=== Data for this task ===
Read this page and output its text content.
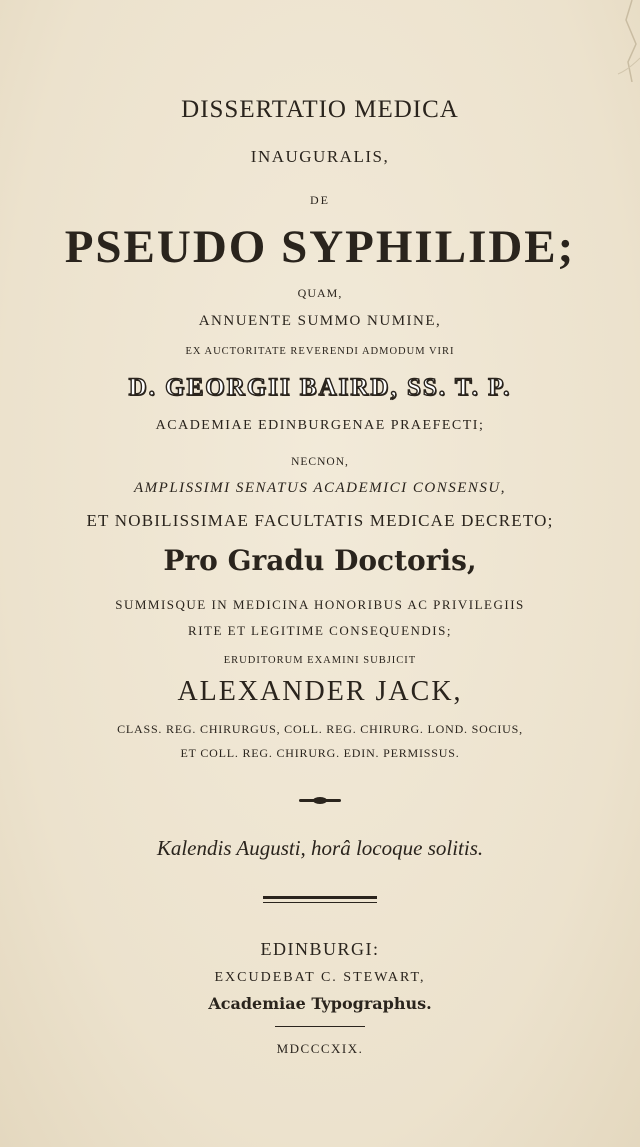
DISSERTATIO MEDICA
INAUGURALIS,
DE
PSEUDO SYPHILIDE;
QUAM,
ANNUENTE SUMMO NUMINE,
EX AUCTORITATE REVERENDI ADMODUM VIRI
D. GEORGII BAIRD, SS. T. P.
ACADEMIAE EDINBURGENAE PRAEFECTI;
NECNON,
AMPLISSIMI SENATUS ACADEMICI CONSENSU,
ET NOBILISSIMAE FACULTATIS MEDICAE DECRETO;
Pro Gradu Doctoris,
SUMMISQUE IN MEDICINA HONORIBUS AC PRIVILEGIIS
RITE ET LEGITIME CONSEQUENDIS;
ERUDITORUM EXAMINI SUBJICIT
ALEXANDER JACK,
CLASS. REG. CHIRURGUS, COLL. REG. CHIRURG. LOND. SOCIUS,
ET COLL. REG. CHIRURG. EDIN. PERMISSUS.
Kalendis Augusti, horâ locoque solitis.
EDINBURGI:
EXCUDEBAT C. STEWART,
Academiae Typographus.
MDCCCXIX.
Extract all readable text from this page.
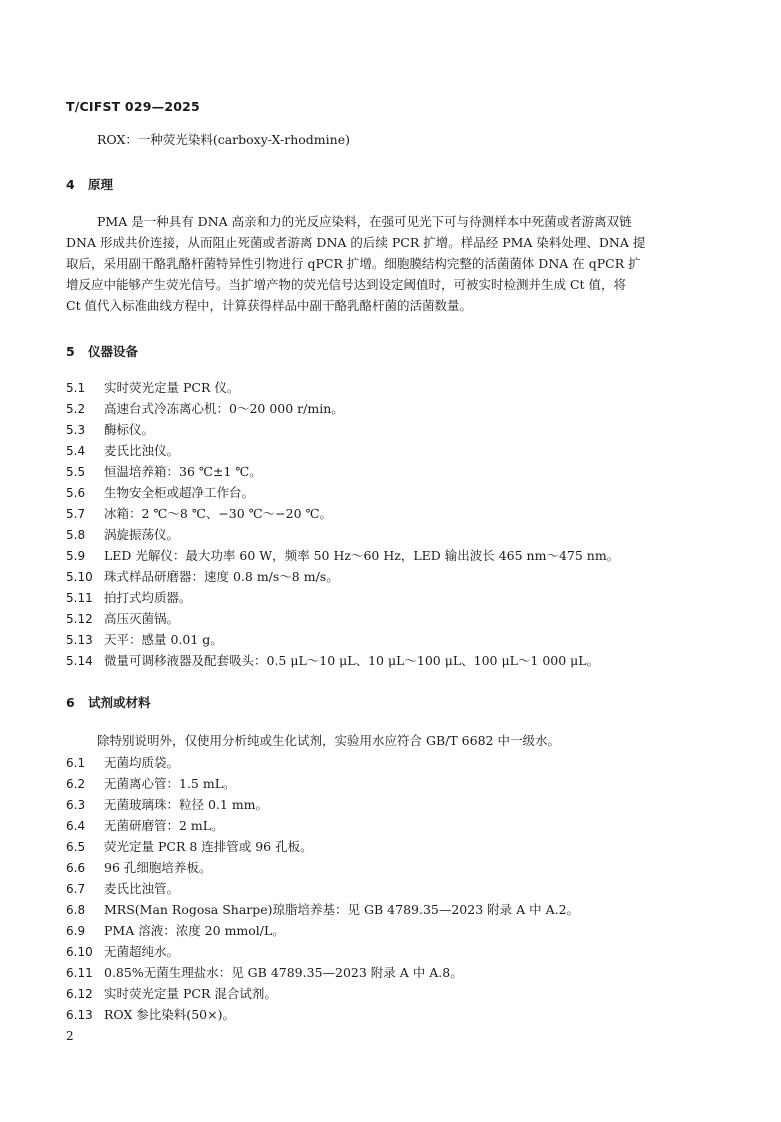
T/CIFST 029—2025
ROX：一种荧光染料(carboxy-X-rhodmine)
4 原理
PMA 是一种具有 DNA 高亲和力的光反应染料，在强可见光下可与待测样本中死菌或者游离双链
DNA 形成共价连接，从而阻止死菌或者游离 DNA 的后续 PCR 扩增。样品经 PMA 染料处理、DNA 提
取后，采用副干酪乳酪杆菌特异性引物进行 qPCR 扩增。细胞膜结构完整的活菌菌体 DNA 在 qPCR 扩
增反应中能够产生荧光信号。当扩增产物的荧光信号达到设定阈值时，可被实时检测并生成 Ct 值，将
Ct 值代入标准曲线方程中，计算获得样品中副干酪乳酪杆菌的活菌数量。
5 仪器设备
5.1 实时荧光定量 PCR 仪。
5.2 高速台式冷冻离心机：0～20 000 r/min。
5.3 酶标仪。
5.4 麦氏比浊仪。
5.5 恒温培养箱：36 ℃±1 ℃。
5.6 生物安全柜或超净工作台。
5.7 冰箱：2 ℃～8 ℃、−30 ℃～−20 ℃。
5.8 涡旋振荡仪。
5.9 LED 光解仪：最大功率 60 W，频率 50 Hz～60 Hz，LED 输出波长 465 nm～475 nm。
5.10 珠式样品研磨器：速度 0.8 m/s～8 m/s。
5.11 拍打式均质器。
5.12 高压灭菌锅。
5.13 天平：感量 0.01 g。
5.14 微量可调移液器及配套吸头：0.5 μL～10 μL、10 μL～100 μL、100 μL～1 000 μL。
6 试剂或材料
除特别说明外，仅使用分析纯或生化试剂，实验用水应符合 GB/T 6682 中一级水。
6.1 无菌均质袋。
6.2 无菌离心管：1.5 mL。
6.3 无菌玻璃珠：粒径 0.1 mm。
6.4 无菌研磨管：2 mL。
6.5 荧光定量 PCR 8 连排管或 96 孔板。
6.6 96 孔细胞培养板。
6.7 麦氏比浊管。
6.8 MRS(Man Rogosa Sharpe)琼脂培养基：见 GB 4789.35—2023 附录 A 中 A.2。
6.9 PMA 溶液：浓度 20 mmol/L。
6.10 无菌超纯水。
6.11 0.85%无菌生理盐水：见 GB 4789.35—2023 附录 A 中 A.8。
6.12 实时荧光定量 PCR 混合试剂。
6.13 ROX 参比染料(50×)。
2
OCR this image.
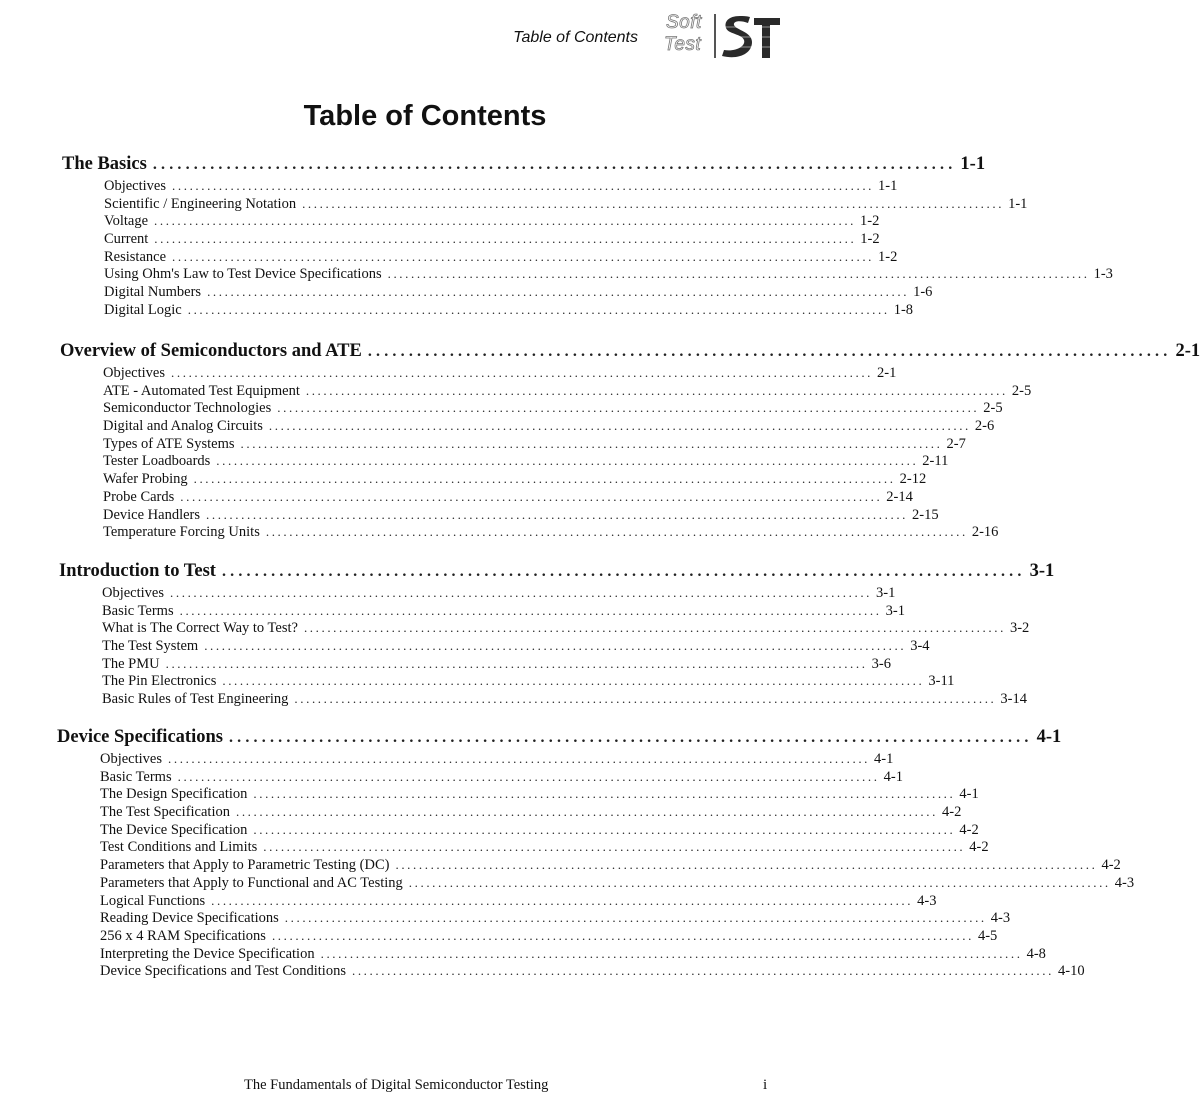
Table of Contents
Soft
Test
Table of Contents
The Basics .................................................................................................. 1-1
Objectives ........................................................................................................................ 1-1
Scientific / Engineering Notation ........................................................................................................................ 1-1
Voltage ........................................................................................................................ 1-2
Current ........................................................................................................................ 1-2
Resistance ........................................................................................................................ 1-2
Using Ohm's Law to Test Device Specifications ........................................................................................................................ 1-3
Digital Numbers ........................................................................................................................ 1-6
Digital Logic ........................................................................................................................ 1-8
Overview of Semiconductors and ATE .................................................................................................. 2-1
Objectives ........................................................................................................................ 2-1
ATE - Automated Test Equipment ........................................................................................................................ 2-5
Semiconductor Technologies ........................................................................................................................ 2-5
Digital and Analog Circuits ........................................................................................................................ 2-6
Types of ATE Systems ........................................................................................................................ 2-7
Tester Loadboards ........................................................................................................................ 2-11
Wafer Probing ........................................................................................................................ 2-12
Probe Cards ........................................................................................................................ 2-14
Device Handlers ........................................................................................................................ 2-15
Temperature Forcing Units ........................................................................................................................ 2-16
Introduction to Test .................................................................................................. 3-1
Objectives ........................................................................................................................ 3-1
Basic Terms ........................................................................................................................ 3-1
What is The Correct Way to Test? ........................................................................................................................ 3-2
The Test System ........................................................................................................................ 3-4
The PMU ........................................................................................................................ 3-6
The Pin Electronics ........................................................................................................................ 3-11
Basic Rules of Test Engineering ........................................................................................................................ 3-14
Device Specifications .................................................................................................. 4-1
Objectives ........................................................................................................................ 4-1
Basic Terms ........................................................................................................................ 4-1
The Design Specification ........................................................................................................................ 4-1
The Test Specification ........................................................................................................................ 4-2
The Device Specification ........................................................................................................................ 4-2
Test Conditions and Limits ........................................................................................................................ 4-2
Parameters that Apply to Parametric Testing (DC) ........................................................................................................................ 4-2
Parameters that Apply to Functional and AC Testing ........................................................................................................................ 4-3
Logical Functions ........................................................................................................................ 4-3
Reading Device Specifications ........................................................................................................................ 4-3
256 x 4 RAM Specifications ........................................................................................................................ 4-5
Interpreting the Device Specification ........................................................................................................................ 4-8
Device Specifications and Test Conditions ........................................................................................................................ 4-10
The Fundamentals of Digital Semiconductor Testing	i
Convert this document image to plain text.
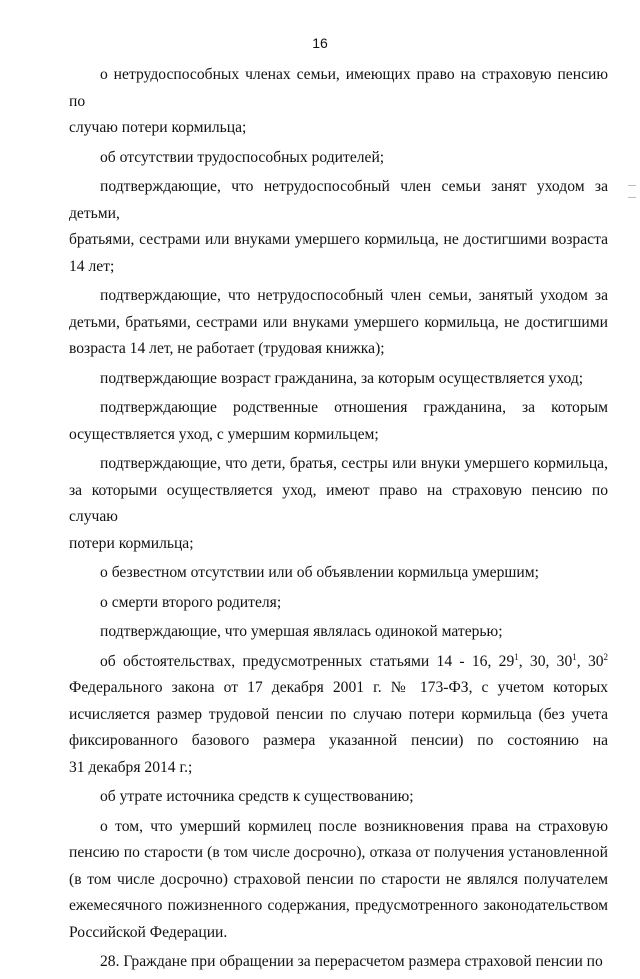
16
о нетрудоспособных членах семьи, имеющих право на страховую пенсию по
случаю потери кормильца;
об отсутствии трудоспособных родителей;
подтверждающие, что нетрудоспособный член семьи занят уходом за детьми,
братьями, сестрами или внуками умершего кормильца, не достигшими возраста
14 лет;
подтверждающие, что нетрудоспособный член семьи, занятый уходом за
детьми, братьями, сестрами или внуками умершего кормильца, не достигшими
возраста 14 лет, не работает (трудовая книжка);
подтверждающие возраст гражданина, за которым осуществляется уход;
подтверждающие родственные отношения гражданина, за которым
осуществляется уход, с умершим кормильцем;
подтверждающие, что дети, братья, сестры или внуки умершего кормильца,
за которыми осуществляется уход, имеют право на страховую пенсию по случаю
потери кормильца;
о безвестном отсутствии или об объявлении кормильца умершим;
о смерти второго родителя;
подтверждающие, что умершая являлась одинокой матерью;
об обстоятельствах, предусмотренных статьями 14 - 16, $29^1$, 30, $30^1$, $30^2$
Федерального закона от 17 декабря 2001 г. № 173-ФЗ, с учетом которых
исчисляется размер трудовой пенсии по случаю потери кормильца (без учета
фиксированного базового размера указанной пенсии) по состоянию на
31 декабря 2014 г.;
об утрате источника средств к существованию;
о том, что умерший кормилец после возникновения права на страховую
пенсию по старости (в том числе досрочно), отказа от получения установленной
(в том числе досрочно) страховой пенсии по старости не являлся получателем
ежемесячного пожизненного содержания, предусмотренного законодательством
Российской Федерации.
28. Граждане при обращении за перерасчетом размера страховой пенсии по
===
Count every line in the data that contains the word "потери", then give that count and nothing else.

3